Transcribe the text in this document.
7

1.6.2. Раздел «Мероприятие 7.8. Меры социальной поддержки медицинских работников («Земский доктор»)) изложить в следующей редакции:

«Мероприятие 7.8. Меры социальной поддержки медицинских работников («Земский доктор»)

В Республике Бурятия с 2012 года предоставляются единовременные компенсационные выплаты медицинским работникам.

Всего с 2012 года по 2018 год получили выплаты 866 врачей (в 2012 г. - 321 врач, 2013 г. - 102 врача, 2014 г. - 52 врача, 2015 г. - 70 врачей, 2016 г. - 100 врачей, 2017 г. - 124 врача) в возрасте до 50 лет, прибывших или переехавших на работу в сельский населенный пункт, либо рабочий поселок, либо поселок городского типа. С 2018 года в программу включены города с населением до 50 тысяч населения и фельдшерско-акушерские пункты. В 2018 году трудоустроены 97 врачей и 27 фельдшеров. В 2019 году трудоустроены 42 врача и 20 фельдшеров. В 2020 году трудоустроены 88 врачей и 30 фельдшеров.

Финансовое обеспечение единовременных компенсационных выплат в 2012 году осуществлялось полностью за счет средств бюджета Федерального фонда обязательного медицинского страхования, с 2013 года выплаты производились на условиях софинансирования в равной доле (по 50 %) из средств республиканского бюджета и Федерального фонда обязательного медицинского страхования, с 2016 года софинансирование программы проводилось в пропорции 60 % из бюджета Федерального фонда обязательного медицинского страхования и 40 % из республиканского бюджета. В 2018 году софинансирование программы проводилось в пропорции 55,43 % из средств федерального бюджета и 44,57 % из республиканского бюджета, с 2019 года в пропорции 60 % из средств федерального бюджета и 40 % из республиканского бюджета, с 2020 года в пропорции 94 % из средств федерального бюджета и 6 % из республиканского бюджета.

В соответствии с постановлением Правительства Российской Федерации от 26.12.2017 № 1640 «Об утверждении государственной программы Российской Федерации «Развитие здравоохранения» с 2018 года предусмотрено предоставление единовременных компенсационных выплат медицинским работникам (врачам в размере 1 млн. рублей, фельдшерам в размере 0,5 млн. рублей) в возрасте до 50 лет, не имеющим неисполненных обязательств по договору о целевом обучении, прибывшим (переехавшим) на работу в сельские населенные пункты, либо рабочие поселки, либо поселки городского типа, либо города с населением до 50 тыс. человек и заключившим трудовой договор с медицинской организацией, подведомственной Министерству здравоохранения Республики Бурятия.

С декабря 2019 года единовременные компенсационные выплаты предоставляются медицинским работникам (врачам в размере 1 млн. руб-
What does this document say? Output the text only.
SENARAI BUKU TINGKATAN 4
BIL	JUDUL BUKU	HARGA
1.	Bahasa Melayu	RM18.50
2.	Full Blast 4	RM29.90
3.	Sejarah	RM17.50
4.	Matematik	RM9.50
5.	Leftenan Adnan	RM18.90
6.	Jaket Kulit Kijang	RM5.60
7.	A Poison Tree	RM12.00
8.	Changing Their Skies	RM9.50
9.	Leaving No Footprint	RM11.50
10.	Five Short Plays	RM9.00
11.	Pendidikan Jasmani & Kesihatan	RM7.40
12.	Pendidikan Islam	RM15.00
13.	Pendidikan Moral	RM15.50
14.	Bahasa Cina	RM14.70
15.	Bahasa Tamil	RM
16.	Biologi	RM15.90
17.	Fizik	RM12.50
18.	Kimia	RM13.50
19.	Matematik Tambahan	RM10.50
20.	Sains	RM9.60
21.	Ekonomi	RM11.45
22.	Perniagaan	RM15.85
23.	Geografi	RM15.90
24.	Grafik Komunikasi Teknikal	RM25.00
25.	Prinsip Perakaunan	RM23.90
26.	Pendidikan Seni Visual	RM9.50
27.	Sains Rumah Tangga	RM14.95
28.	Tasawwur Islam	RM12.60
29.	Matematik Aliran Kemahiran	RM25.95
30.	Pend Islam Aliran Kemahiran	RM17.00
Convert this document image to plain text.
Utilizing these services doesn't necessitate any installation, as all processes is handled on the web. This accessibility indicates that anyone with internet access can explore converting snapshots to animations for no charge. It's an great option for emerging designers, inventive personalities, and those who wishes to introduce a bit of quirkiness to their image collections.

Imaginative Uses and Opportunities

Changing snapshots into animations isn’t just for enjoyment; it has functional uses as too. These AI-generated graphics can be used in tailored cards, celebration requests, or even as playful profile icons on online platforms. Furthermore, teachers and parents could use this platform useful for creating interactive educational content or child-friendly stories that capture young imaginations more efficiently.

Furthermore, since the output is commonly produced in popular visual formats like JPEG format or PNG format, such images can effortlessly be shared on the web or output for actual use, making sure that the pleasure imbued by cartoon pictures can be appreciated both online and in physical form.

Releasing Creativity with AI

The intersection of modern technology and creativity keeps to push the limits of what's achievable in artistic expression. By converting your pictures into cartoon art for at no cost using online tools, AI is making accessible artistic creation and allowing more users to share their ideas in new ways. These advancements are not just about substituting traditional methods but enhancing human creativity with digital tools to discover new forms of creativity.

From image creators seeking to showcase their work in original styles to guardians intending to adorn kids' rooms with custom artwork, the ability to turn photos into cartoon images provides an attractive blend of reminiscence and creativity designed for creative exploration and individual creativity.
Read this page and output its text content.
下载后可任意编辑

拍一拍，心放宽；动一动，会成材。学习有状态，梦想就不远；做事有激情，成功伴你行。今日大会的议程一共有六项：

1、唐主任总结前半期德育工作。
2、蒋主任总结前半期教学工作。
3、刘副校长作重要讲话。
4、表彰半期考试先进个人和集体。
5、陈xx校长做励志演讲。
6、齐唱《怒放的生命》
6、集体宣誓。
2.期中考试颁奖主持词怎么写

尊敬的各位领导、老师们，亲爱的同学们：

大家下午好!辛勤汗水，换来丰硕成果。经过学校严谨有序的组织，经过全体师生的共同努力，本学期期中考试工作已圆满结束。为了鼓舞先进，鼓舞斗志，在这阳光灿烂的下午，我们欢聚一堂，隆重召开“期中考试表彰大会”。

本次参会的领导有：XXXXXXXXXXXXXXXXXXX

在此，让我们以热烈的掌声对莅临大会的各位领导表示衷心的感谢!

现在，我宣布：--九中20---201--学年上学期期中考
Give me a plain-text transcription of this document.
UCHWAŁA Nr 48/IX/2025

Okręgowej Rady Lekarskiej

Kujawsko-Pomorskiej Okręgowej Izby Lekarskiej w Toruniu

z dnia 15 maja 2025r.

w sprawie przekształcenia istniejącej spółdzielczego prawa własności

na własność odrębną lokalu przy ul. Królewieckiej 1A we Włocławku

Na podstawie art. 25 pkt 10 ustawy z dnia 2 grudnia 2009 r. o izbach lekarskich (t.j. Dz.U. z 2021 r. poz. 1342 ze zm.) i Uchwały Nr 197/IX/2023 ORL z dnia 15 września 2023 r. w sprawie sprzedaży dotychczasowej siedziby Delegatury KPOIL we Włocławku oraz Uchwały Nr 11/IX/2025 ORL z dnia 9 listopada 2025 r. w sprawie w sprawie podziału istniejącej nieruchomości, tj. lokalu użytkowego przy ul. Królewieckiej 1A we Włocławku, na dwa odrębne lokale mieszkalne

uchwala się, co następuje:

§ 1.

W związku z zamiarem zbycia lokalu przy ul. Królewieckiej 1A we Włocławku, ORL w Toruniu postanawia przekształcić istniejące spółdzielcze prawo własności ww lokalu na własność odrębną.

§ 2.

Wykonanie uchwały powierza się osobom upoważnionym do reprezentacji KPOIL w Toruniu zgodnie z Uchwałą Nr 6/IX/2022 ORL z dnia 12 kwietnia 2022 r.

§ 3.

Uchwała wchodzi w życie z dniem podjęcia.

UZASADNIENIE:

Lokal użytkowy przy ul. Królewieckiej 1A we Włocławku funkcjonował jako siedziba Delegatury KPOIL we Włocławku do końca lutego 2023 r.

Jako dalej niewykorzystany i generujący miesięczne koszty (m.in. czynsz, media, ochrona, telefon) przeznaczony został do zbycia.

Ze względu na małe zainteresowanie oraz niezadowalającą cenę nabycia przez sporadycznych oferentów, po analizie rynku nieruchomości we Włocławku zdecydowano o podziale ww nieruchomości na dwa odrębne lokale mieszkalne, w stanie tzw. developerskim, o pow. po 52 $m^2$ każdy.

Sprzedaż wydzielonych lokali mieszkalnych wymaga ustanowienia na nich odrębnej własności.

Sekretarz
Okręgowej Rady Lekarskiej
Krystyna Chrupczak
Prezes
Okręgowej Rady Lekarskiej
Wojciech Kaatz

EXERCISE INSTRUCTIONS.
Check each line of the entries above, and show every one holding the word "BUKU".

OUTPUT.
SENARAI BUKU TINGKATAN 4
BIL	JUDUL BUKU	HARGA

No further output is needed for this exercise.